STATED EXERCISE: Scan the lines below for the word "index". Copy each line you find it in.

INPUT ROWS:
++++++
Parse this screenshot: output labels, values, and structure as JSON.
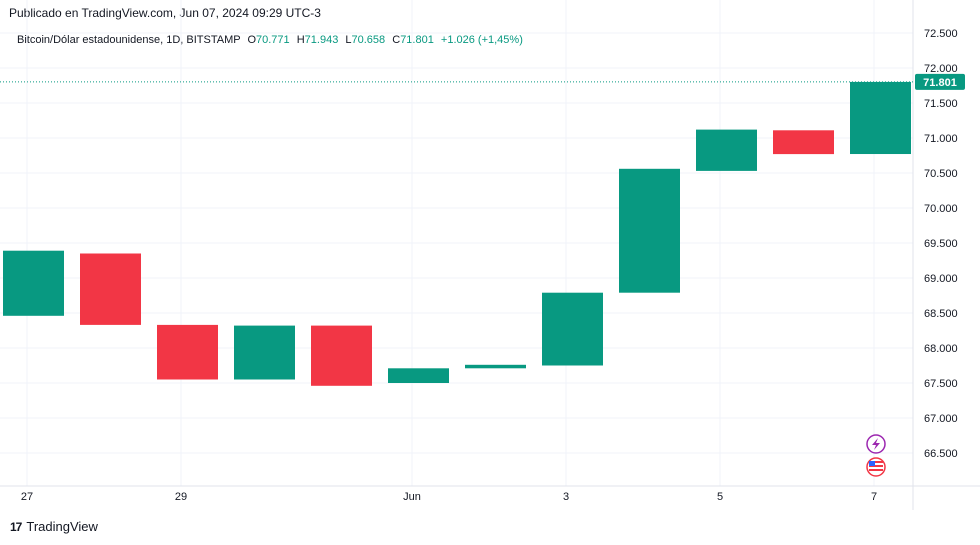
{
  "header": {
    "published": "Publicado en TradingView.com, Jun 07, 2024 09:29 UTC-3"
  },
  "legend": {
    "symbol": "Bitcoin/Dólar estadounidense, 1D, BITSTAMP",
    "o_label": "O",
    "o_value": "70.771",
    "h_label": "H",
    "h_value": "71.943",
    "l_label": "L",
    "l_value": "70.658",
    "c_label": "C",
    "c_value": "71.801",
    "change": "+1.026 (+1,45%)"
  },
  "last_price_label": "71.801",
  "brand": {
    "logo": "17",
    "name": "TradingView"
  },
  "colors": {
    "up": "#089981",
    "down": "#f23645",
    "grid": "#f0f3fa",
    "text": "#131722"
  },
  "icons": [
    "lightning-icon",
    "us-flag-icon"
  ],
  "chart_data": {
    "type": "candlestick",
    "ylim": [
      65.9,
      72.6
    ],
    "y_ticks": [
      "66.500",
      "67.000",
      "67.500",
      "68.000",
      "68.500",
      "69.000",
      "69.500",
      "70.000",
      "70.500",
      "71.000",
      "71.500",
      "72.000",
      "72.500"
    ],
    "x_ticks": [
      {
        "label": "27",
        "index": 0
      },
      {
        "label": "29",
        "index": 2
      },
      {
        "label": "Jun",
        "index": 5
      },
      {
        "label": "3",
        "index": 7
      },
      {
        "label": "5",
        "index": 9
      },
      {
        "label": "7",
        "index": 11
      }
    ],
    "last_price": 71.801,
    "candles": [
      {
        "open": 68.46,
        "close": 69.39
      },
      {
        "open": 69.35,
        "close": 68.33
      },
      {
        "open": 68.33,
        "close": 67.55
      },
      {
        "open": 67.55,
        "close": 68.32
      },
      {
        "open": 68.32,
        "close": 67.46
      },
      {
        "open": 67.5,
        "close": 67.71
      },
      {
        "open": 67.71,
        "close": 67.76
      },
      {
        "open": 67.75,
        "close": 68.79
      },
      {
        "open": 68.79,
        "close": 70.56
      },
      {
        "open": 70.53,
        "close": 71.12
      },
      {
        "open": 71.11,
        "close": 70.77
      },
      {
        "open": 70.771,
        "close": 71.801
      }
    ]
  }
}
++++++
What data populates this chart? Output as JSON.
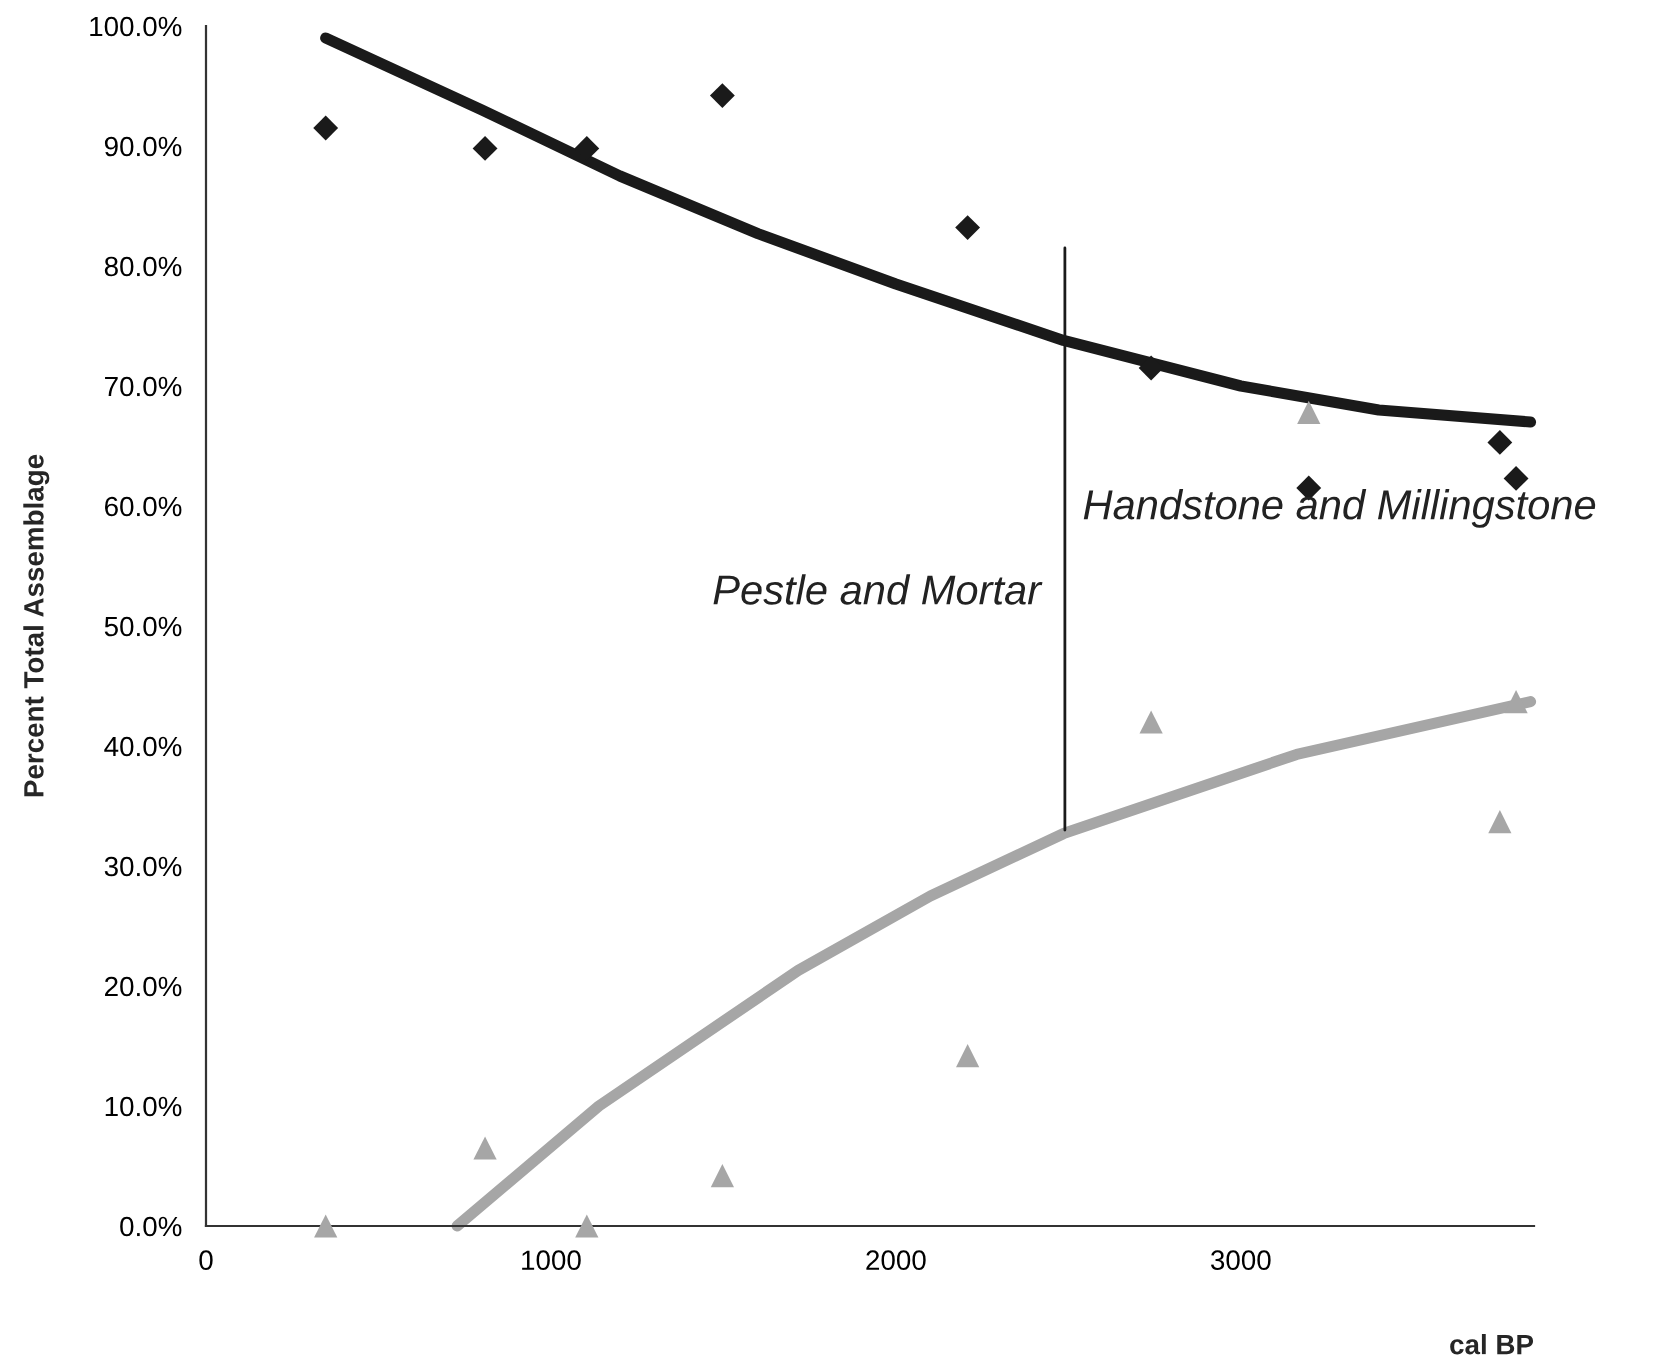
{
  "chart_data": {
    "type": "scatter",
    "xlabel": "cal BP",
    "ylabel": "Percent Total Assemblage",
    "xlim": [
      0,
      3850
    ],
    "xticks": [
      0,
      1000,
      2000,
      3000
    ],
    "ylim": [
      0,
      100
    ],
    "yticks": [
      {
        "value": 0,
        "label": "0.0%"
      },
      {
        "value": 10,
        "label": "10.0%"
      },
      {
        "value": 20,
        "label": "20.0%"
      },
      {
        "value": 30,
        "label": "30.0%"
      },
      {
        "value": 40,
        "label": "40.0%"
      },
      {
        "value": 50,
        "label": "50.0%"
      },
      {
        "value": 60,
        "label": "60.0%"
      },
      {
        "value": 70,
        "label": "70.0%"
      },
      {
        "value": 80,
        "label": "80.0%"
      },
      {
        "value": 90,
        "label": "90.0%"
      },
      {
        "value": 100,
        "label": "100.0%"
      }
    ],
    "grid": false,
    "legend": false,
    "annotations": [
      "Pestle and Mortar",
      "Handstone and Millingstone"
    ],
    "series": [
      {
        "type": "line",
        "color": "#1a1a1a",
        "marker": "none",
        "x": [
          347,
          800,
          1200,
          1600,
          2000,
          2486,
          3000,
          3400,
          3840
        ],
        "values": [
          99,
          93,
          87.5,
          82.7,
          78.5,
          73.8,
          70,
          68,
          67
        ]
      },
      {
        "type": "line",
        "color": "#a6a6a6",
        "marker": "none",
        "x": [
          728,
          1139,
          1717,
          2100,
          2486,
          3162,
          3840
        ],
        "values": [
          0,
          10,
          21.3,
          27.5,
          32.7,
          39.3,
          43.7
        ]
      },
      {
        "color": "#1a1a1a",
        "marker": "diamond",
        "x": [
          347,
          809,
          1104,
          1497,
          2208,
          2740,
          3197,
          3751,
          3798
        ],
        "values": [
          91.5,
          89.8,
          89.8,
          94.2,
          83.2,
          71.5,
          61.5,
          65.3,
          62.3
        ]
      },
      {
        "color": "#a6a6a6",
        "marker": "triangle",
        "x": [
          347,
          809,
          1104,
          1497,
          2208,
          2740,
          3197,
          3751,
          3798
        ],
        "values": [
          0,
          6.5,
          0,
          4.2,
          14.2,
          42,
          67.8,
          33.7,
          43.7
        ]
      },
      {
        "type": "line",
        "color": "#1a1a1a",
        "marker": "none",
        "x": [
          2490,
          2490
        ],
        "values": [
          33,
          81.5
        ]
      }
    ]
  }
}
++++++
EXERCISE ANSWER:
        "index": 0
        "index": 2
        "index": 5
        "index": 7
        "index": 9
        "index": 11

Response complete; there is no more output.